PROMPT:
Set down the records once more, please, exactly and with the pictures left out.

══ STORED RECORDS ══

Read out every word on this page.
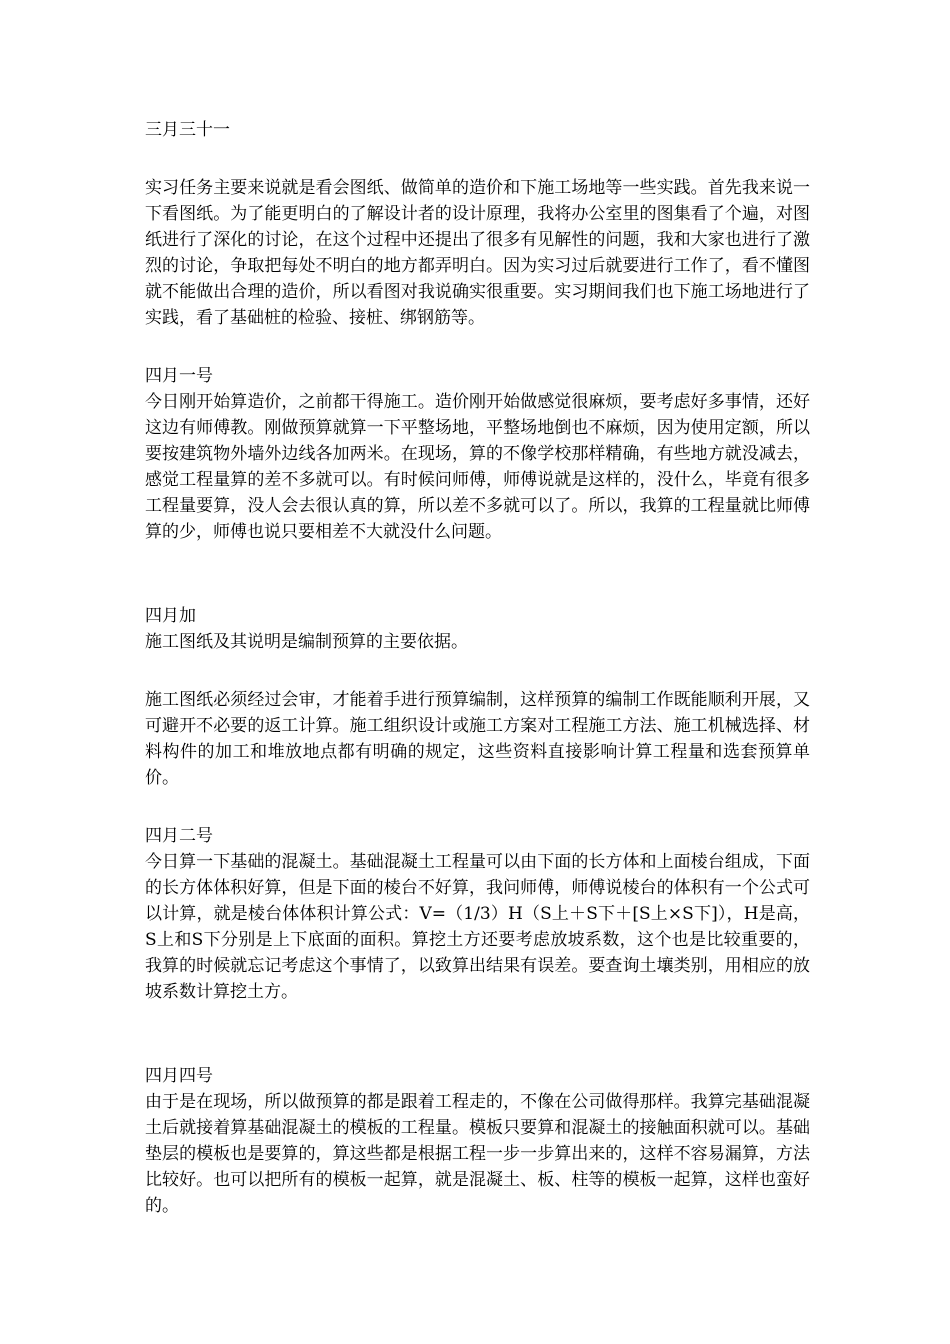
三月三十一

实习任务主要来说就是看会图纸、做简单的造价和下施工场地等一些实践。首先我来说一下看图纸。为了能更明白的了解设计者的设计原理，我将办公室里的图集看了个遍，对图纸进行了深化的讨论，在这个过程中还提出了很多有见解性的问题，我和大家也进行了激烈的讨论，争取把每处不明白的地方都弄明白。因为实习过后就要进行工作了，看不懂图就不能做出合理的造价，所以看图对我说确实很重要。实习期间我们也下施工场地进行了实践，看了基础桩的检验、接桩、绑钢筋等。

四月一号

今日刚开始算造价，之前都干得施工。造价刚开始做感觉很麻烦，要考虑好多事情，还好这边有师傅教。刚做预算就算一下平整场地，平整场地倒也不麻烦，因为使用定额，所以要按建筑物外墙外边线各加两米。在现场，算的不像学校那样精确，有些地方就没减去，感觉工程量算的差不多就可以。有时候问师傅，师傅说就是这样的，没什么，毕竟有很多工程量要算，没人会去很认真的算，所以差不多就可以了。所以，我算的工程量就比师傅算的少，师傅也说只要相差不大就没什么问题。

四月加

施工图纸及其说明是编制预算的主要依据。

施工图纸必须经过会审，才能着手进行预算编制，这样预算的编制工作既能顺利开展，又可避开不必要的返工计算。施工组织设计或施工方案对工程施工方法、施工机械选择、材料构件的加工和堆放地点都有明确的规定，这些资料直接影响计算工程量和选套预算单价。

四月二号

今日算一下基础的混凝土。基础混凝土工程量可以由下面的长方体和上面棱台组成，下面的长方体体积好算，但是下面的棱台不好算，我问师傅，师傅说棱台的体积有一个公式可以计算，就是棱台体体积计算公式：V=（1/3）H（S上＋S下＋[S上×S下]），H是高，S上和S下分别是上下底面的面积。算挖土方还要考虑放坡系数，这个也是比较重要的，我算的时候就忘记考虑这个事情了，以致算出结果有误差。要查询土壤类别，用相应的放坡系数计算挖土方。

四月四号

由于是在现场，所以做预算的都是跟着工程走的，不像在公司做得那样。我算完基础混凝土后就接着算基础混凝土的模板的工程量。模板只要算和混凝土的接触面积就可以。基础垫层的模板也是要算的，算这些都是根据工程一步一步算出来的，这样不容易漏算，方法比较好。也可以把所有的模板一起算，就是混凝土、板、柱等的模板一起算，这样也蛮好的。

═══

CORRECT OUTPUT:
Read out every word on this page.
三月三十一

实习任务主要来说就是看会图纸、做简单的造价和下施工场地等一些实践。首先我来说一下看图纸。为了能更明白的了解设计者的设计原理，我将办公室里的图集看了个遍，对图纸进行了深化的讨论，在这个过程中还提出了很多有见解性的问题，我和大家也进行了激烈的讨论，争取把每处不明白的地方都弄明白。因为实习过后就要进行工作了，看不懂图就不能做出合理的造价，所以看图对我说确实很重要。实习期间我们也下施工场地进行了实践，看了基础桩的检验、接桩、绑钢筋等。

四月一号

今日刚开始算造价，之前都干得施工。造价刚开始做感觉很麻烦，要考虑好多事情，还好这边有师傅教。刚做预算就算一下平整场地，平整场地倒也不麻烦，因为使用定额，所以要按建筑物外墙外边线各加两米。在现场，算的不像学校那样精确，有些地方就没减去，感觉工程量算的差不多就可以。有时候问师傅，师傅说就是这样的，没什么，毕竟有很多工程量要算，没人会去很认真的算，所以差不多就可以了。所以，我算的工程量就比师傅算的少，师傅也说只要相差不大就没什么问题。

四月加

施工图纸及其说明是编制预算的主要依据。

施工图纸必须经过会审，才能着手进行预算编制，这样预算的编制工作既能顺利开展，又可避开不必要的返工计算。施工组织设计或施工方案对工程施工方法、施工机械选择、材料构件的加工和堆放地点都有明确的规定，这些资料直接影响计算工程量和选套预算单价。

四月二号

今日算一下基础的混凝土。基础混凝土工程量可以由下面的长方体和上面棱台组成，下面的长方体体积好算，但是下面的棱台不好算，我问师傅，师傅说棱台的体积有一个公式可以计算，就是棱台体体积计算公式：V=（1/3）H（S上＋S下＋[S上×S下]），H是高，S上和S下分别是上下底面的面积。算挖土方还要考虑放坡系数，这个也是比较重要的，我算的时候就忘记考虑这个事情了，以致算出结果有误差。要查询土壤类别，用相应的放坡系数计算挖土方。

四月四号

由于是在现场，所以做预算的都是跟着工程走的，不像在公司做得那样。我算完基础混凝土后就接着算基础混凝土的模板的工程量。模板只要算和混凝土的接触面积就可以。基础垫层的模板也是要算的，算这些都是根据工程一步一步算出来的，这样不容易漏算，方法比较好。也可以把所有的模板一起算，就是混凝土、板、柱等的模板一起算，这样也蛮好的。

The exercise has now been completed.